» GIVEN INSTRUCTION
For every line in the records that has the word "true", make a copy.

» RECORD EXCERPTS
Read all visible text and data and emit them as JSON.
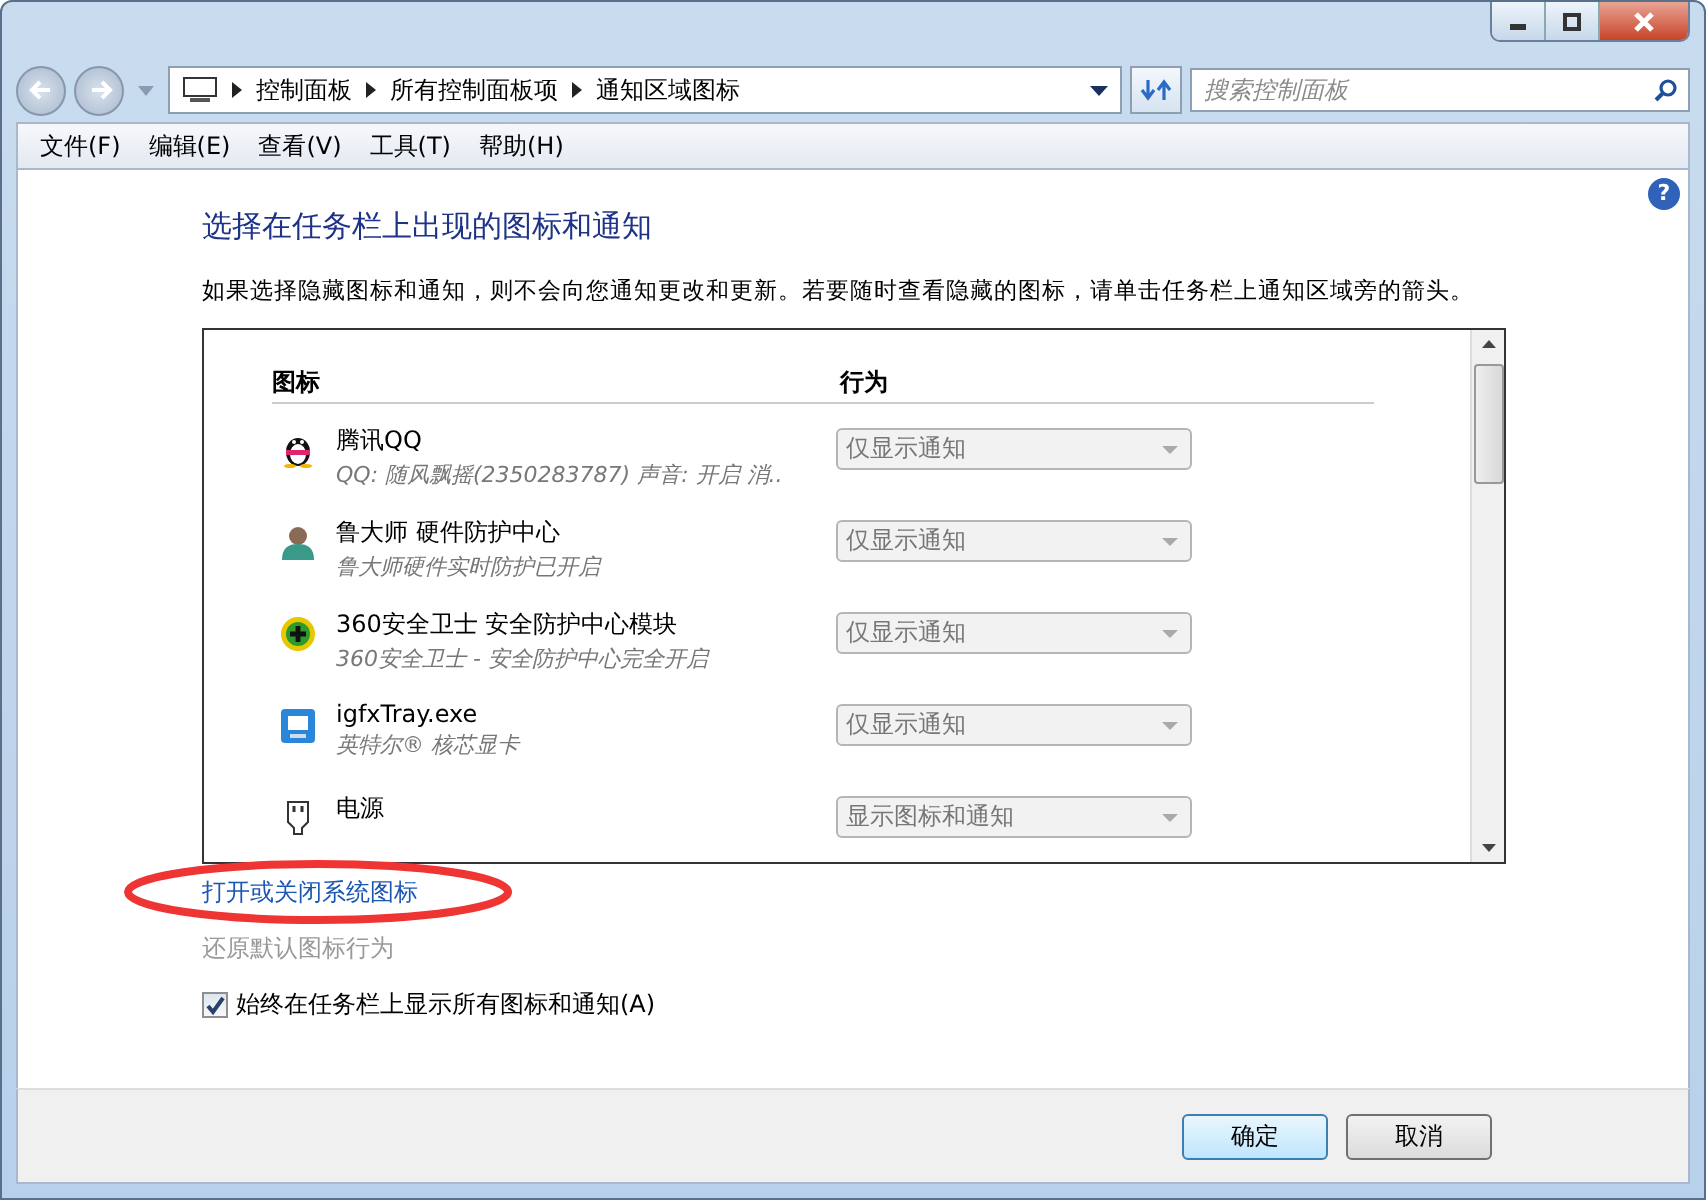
{
  "address": {
    "breadcrumb": [
      "控制面板",
      "所有控制面板项",
      "通知区域图标"
    ]
  },
  "search": {
    "placeholder": "搜索控制面板"
  },
  "help": "?",
  "menu": [
    "文件(F)",
    "编辑(E)",
    "查看(V)",
    "工具(T)",
    "帮助(H)"
  ],
  "heading": "选择在任务栏上出现的图标和通知",
  "description": "如果选择隐藏图标和通知，则不会向您通知更改和更新。若要随时查看隐藏的图标，请单击任务栏上通知区域旁的箭头。",
  "table": {
    "columns": [
      "图标",
      "行为"
    ],
    "rows": [
      {
        "kind": "penguin",
        "name": "腾讯QQ",
        "detail": "QQ: 随风飘摇(2350283787)  声音: 开启  消..",
        "behavior": "仅显示通知"
      },
      {
        "kind": "person",
        "name": "鲁大师 硬件防护中心",
        "detail": "鲁大师硬件实时防护已开启",
        "behavior": "仅显示通知"
      },
      {
        "kind": "shield",
        "name": "360安全卫士 安全防护中心模块",
        "detail": "360安全卫士 - 安全防护中心完全开启",
        "behavior": "仅显示通知"
      },
      {
        "kind": "display",
        "name": "igfxTray.exe",
        "detail": "英特尔® 核芯显卡",
        "behavior": "仅显示通知"
      },
      {
        "kind": "plug",
        "name": "电源",
        "behavior": "显示图标和通知"
      }
    ]
  },
  "links": [
    {
      "text": "打开或关闭系统图标",
      "disabled": false,
      "circled": true
    },
    {
      "text": "还原默认图标行为",
      "disabled": true,
      "circled": false
    }
  ],
  "always_show": {
    "label": "始终在任务栏上显示所有图标和通知(A)",
    "checked": true
  },
  "buttons": [
    {
      "label": "确定",
      "default": true
    },
    {
      "label": "取消",
      "default": false
    }
  ]
}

» FULL RESPONSE
      "circled": true
      "disabled": true,
    "checked": true
      "default": true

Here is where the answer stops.